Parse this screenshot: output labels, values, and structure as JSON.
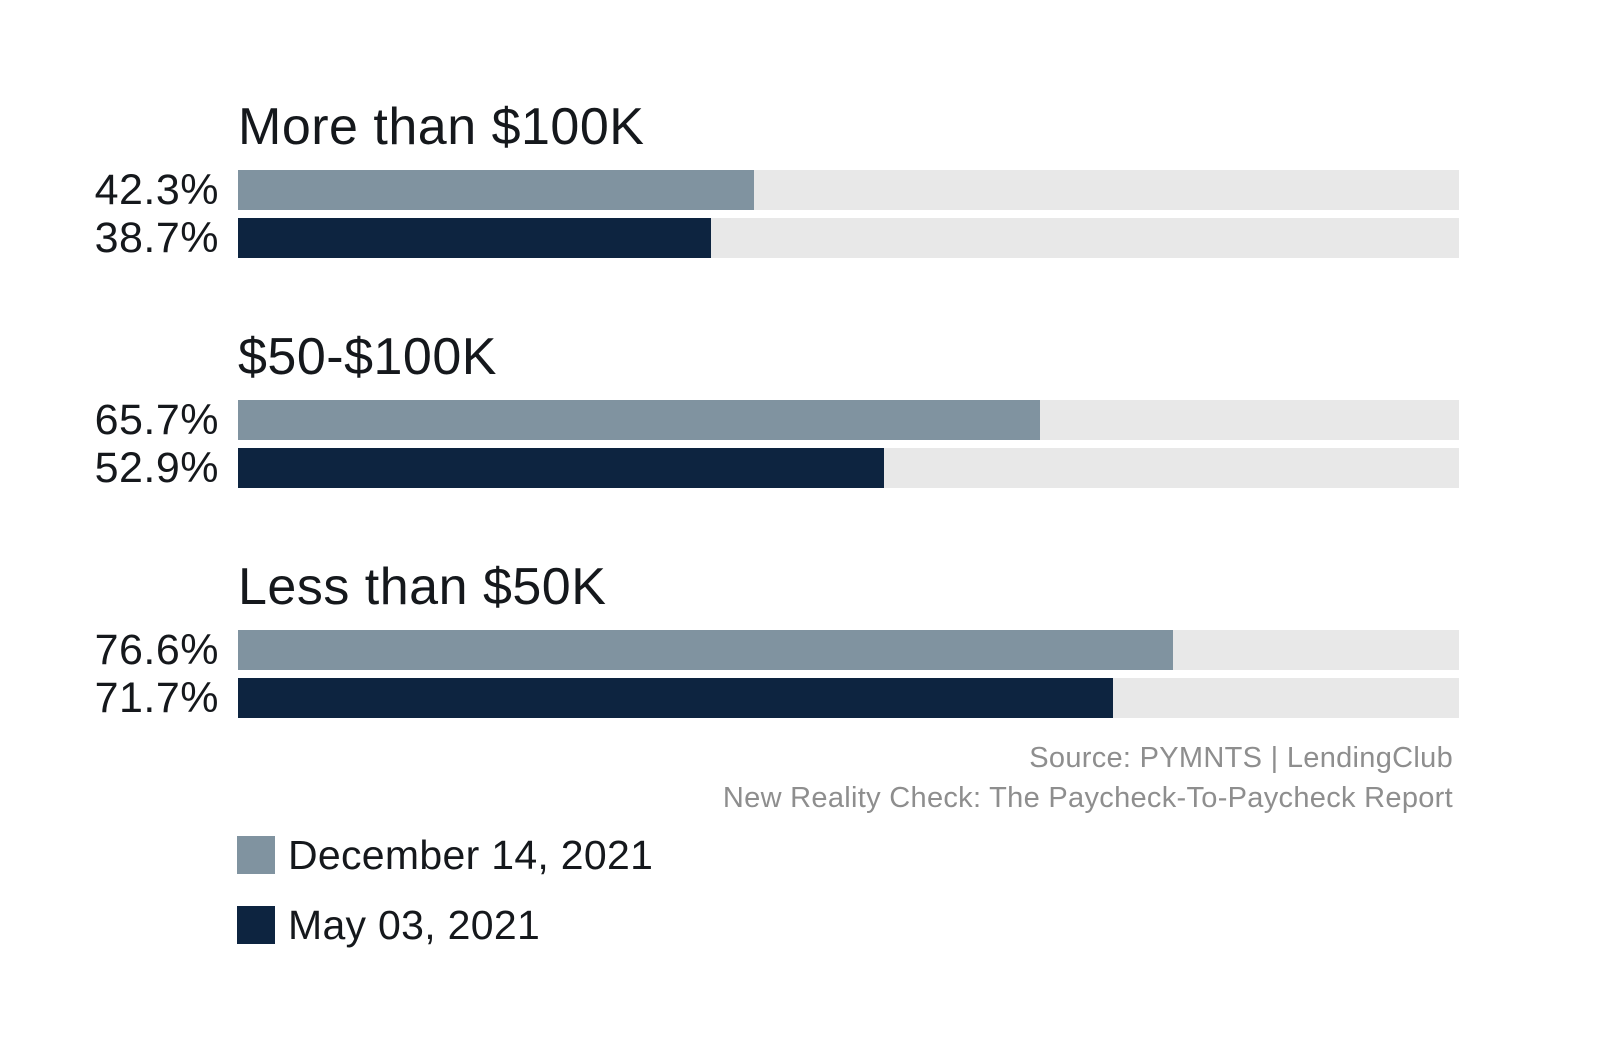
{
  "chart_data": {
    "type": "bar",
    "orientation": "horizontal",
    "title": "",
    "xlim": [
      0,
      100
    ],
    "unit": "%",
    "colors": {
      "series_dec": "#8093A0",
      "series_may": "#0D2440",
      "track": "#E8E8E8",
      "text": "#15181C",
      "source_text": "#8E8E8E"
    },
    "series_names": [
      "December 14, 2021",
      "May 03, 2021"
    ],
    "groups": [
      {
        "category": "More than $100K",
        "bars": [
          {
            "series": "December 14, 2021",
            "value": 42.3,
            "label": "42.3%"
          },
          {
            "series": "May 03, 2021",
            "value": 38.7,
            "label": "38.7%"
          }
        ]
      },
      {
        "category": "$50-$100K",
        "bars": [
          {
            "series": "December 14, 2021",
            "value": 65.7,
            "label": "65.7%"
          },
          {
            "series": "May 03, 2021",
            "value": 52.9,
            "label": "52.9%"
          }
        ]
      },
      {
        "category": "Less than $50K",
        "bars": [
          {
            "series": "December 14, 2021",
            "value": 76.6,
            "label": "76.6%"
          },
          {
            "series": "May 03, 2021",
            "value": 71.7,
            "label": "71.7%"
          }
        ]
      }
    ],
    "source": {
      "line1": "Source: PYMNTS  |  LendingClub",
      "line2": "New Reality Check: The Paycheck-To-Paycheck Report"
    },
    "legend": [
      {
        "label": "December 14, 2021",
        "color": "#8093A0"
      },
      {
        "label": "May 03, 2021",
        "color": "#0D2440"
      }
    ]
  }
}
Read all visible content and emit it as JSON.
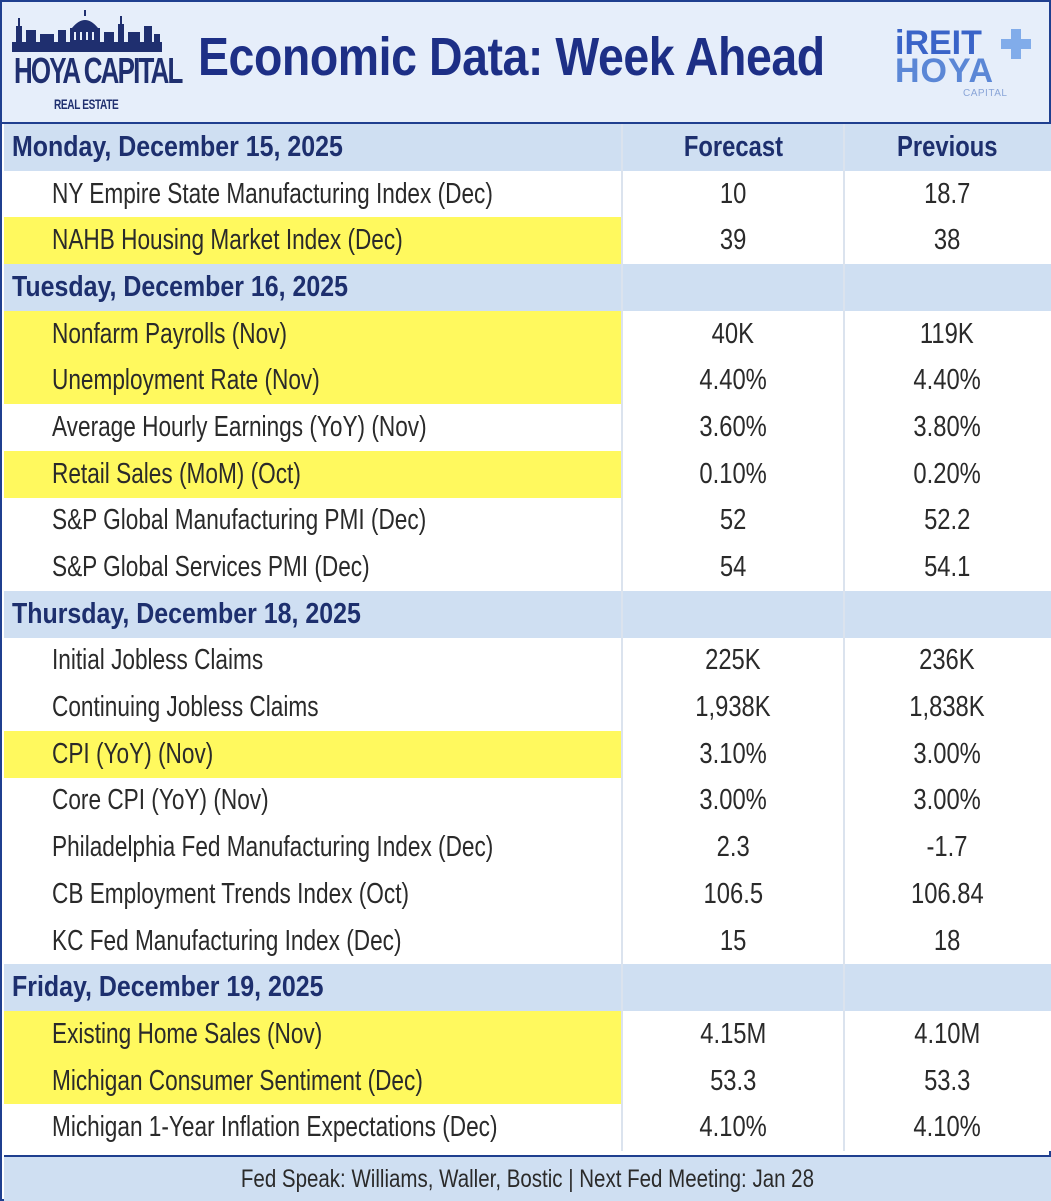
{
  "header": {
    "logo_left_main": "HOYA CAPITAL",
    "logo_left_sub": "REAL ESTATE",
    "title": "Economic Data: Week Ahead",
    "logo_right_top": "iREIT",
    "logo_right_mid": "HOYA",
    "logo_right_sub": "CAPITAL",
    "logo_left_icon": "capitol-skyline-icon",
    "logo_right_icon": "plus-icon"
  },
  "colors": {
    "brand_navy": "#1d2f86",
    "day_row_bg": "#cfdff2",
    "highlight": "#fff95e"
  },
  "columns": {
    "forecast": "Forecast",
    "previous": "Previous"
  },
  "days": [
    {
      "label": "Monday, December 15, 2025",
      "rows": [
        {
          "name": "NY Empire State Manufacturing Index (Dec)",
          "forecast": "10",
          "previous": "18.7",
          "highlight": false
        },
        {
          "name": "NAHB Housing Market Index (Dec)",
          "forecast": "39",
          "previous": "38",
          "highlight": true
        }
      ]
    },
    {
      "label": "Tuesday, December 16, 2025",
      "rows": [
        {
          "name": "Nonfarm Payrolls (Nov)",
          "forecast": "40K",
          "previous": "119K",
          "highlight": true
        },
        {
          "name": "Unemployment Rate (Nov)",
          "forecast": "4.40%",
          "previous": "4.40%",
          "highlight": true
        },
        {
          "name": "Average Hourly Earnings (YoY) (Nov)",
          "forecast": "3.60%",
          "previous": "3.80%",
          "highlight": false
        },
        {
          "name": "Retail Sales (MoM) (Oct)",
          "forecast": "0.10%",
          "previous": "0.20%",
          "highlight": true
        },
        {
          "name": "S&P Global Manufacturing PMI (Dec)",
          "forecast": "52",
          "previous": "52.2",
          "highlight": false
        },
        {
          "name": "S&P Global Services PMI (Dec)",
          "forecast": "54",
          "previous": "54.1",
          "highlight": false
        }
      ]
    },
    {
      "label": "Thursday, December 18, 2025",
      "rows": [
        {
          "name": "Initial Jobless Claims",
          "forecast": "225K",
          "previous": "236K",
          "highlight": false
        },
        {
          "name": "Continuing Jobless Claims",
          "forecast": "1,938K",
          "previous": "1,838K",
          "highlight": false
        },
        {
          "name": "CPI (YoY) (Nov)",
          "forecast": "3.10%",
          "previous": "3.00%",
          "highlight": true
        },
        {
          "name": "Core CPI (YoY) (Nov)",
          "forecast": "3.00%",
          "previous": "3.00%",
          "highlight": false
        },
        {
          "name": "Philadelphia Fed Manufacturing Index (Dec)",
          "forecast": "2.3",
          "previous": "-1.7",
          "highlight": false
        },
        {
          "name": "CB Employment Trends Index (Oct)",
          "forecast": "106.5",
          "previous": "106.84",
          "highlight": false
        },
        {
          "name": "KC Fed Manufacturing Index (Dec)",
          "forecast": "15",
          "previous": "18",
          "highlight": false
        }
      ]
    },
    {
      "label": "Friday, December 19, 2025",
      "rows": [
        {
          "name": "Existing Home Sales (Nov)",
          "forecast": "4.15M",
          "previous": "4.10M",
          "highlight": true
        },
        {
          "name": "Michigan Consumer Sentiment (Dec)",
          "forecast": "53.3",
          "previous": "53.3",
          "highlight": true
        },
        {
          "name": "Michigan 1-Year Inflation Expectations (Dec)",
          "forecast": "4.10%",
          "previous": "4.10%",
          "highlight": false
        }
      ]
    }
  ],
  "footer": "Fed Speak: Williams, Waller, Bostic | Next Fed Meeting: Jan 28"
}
◇ ◇ ◇ ◇ ◇ ◇ ◇
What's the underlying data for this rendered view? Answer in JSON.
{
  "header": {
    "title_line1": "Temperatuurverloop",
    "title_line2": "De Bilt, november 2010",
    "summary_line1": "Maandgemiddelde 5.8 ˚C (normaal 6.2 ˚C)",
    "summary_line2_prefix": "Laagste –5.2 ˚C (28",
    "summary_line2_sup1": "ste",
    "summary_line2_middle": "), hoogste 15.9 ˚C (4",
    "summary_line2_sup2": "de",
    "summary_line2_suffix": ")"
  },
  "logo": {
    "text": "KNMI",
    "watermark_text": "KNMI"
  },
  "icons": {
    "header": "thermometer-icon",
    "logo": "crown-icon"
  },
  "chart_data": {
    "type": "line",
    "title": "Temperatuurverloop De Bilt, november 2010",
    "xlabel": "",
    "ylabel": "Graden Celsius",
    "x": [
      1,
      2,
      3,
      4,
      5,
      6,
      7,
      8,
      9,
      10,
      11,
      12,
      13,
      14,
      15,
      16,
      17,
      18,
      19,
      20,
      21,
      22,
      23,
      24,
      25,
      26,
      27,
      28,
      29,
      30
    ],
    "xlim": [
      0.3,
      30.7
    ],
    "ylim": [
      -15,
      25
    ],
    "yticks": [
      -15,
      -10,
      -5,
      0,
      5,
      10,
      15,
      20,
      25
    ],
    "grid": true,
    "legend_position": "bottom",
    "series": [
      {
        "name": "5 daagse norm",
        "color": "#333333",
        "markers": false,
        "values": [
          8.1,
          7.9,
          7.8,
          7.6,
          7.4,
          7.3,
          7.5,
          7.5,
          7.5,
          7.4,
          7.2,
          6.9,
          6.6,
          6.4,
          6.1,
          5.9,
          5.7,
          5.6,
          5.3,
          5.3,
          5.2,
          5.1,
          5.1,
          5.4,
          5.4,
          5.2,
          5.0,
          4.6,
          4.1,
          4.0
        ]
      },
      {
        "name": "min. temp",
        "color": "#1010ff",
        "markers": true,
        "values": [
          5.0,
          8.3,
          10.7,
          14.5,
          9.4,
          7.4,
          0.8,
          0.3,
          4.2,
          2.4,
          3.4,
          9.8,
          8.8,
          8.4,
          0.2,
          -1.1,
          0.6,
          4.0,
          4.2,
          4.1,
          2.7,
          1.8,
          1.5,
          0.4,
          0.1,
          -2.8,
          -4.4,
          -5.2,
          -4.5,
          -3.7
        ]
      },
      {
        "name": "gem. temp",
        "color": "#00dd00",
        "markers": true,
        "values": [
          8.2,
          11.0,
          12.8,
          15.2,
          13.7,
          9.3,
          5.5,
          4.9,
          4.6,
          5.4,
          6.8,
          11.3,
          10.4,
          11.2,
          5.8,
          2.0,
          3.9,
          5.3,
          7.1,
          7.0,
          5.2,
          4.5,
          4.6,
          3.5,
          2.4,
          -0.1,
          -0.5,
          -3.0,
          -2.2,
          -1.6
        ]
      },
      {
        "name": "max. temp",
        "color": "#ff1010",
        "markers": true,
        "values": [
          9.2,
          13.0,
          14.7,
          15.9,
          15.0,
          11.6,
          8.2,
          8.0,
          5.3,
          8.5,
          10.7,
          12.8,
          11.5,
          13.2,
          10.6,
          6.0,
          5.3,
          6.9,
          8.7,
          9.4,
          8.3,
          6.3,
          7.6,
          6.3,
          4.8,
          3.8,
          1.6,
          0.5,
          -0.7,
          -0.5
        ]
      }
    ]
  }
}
◇ ◇ ◇ ◇ ◇ ◇ ◇
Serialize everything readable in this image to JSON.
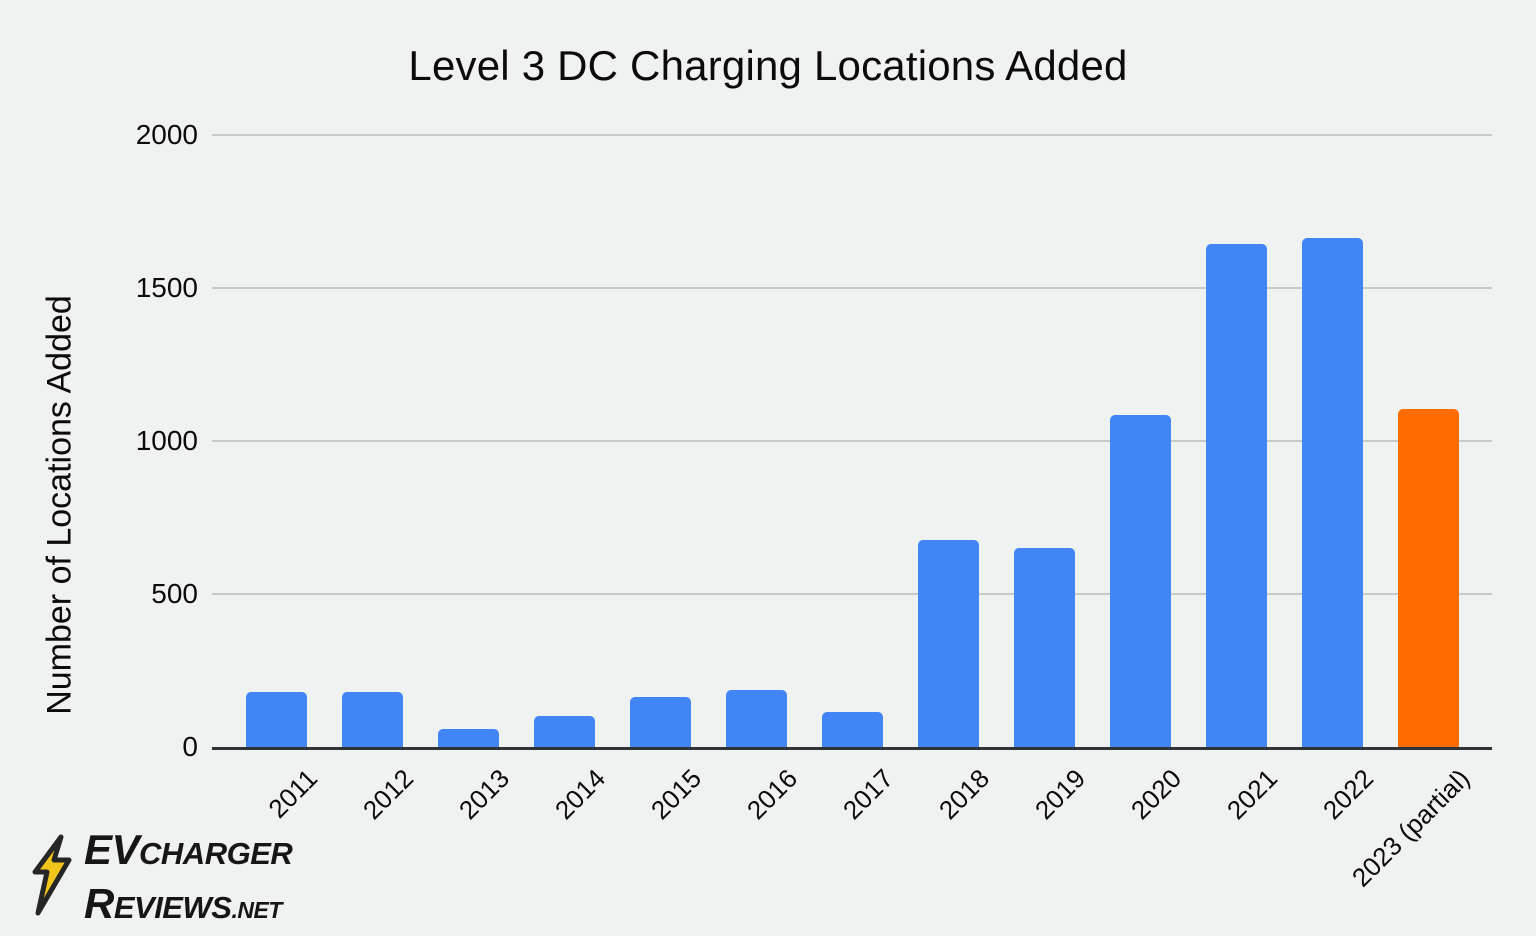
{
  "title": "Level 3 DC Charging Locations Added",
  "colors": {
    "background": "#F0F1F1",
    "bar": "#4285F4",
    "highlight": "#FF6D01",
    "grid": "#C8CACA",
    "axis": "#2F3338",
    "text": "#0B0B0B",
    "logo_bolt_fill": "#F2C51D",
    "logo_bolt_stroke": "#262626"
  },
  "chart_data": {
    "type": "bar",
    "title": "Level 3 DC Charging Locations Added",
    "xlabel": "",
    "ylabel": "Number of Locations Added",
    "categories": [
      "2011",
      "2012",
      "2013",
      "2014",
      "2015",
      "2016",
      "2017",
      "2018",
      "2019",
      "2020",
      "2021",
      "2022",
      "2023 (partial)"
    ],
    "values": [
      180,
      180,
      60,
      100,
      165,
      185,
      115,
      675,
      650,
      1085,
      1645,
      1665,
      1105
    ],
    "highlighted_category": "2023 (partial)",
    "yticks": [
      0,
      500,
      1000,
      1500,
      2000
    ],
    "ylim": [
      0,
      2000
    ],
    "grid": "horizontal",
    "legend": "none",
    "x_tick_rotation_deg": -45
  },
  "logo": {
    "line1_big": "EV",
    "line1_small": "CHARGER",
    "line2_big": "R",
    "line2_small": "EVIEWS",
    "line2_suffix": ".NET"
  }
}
◇ ◇ ◇ ◇ ◇ ◇ ◇
_Problem requirements_
State how many lines above contain the string "Bilt", with no other words.

_Solved exercise_
2